→ **Required work**
Review the material and extract every line in which the word "name" occurs.

→ **Stored records**
┌──

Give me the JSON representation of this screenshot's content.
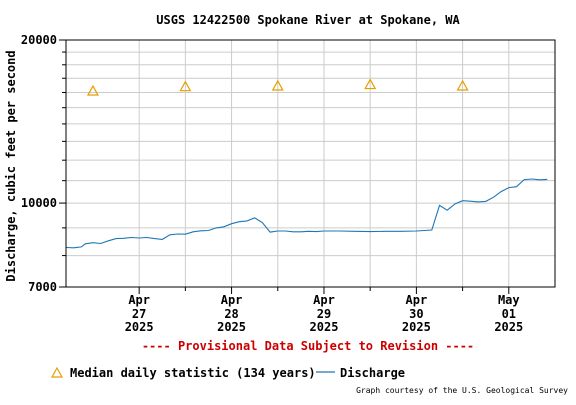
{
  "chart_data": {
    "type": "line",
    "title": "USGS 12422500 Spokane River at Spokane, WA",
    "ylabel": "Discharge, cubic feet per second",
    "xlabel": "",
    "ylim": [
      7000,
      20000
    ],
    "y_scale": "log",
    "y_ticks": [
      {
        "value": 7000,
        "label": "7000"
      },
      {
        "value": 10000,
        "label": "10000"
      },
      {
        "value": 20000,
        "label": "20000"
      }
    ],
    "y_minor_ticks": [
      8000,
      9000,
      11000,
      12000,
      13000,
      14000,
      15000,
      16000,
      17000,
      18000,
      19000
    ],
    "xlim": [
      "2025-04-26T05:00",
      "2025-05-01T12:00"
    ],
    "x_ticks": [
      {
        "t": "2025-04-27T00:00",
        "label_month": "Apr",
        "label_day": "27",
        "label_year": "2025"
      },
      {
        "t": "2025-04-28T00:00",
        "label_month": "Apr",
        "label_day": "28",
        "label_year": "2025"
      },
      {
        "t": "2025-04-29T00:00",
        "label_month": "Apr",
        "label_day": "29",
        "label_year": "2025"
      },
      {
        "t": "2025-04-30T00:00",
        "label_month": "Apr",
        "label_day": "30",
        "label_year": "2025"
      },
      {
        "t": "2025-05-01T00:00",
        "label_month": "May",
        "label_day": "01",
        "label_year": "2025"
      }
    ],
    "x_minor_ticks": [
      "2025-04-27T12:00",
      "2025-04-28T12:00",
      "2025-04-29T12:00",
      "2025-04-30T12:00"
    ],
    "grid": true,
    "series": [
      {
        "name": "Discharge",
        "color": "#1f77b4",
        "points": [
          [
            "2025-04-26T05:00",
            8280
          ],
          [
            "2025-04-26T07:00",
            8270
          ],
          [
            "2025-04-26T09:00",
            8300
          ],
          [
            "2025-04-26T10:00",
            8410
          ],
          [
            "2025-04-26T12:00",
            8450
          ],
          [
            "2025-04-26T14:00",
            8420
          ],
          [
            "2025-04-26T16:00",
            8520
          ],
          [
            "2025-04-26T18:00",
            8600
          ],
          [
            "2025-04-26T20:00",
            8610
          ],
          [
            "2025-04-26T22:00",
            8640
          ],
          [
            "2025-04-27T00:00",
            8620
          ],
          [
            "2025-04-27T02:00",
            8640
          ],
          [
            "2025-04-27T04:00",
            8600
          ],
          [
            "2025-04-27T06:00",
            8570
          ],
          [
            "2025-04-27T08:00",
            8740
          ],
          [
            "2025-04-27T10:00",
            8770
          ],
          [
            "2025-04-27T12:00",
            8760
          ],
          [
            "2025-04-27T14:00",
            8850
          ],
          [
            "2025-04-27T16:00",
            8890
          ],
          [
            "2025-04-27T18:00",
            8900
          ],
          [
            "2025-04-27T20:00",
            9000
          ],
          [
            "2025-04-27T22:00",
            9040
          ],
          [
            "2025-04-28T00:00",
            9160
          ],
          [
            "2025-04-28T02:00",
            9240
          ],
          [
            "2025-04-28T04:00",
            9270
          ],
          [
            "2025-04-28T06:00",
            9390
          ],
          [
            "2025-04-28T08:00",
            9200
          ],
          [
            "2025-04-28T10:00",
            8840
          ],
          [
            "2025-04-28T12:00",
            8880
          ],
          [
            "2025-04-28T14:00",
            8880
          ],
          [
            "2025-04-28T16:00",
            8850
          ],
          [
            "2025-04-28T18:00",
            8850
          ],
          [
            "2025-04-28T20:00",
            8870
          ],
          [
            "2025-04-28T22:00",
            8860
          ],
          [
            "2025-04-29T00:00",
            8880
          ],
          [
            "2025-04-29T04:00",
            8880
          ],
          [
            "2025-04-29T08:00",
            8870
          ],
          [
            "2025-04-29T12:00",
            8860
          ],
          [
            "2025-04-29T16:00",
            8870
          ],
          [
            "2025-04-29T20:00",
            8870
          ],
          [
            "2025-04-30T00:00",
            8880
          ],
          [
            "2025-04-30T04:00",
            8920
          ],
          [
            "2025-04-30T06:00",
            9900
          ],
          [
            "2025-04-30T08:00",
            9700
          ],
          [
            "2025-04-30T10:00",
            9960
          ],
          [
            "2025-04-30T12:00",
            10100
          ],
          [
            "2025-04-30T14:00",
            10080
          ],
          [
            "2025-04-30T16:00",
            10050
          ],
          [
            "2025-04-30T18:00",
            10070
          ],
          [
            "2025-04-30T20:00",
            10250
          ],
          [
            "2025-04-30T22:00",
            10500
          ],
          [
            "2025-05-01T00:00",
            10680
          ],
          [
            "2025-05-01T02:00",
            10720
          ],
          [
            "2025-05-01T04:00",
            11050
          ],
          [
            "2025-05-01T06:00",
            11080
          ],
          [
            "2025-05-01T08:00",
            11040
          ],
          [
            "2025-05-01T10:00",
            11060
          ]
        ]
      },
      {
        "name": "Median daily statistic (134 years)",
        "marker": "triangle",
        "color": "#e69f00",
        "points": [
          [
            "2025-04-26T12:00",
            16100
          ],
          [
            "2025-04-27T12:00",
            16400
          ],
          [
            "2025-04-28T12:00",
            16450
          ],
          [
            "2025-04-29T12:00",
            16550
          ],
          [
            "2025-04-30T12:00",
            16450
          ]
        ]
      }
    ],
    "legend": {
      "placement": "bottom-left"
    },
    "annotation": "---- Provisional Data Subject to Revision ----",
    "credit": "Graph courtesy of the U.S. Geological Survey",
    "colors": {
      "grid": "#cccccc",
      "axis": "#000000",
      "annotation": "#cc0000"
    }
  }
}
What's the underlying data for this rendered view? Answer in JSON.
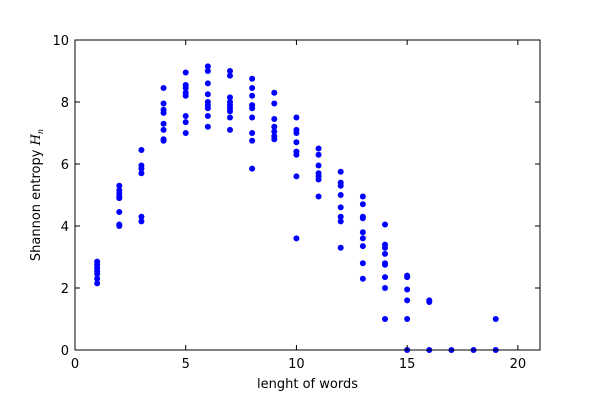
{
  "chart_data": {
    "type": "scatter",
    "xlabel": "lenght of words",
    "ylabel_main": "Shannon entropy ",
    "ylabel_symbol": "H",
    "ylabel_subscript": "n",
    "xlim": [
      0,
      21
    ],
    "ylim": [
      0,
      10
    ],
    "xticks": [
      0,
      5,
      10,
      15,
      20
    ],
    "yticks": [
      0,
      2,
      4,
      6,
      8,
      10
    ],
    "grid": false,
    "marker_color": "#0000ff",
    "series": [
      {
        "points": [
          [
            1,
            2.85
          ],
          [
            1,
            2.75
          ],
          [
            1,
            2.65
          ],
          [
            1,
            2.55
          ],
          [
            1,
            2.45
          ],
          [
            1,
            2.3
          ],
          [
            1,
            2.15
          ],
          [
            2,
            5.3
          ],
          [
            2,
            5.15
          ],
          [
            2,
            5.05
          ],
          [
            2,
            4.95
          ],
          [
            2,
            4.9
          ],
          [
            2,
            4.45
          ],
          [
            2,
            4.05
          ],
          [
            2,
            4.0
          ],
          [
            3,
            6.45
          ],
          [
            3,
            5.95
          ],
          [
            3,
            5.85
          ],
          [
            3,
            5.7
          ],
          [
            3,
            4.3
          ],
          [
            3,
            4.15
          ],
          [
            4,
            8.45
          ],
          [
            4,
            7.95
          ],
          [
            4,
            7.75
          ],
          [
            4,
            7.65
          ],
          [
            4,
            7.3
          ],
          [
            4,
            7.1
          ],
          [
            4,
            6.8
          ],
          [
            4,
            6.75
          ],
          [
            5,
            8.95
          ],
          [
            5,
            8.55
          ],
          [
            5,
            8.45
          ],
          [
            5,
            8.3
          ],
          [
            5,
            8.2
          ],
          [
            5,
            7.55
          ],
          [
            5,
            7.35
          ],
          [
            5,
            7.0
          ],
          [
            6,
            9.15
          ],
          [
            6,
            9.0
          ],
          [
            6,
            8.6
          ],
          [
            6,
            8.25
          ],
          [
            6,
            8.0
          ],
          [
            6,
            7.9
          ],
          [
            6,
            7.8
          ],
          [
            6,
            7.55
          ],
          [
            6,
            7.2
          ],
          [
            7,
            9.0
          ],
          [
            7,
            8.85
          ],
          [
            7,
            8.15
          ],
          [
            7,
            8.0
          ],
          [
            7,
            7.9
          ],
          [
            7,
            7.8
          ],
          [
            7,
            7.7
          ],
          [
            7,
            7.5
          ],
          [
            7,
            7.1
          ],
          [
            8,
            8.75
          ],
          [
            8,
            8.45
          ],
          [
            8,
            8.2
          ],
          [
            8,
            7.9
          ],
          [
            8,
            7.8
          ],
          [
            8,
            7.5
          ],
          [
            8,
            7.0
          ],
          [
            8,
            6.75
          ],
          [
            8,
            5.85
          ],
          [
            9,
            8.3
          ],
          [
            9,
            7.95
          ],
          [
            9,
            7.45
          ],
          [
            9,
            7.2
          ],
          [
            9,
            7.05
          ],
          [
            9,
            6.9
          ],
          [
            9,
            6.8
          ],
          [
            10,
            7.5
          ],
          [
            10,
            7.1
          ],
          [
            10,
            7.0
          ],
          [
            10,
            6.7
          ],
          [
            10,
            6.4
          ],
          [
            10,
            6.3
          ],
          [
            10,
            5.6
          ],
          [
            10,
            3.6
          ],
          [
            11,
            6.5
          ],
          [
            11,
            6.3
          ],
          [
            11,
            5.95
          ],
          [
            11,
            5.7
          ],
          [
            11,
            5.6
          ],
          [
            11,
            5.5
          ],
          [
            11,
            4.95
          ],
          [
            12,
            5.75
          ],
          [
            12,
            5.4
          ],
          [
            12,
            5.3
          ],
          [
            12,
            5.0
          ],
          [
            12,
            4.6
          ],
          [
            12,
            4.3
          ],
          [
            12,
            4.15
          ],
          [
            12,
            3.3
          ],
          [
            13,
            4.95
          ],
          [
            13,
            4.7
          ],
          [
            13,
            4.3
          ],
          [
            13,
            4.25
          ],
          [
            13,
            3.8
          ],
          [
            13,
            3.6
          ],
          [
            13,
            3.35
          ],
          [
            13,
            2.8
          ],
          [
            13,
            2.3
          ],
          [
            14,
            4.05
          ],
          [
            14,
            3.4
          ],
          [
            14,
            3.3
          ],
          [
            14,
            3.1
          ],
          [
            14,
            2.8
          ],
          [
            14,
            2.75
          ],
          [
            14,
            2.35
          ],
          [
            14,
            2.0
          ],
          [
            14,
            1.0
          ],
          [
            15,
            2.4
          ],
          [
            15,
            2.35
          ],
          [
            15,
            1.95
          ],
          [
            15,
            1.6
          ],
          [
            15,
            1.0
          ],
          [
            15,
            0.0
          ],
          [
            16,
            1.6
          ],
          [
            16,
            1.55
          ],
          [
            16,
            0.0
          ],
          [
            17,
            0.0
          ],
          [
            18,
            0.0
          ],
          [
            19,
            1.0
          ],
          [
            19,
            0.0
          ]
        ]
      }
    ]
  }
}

└──

→ **Output below**
        "name": "Discharge",
        "name": "Median daily statistic (134 years)",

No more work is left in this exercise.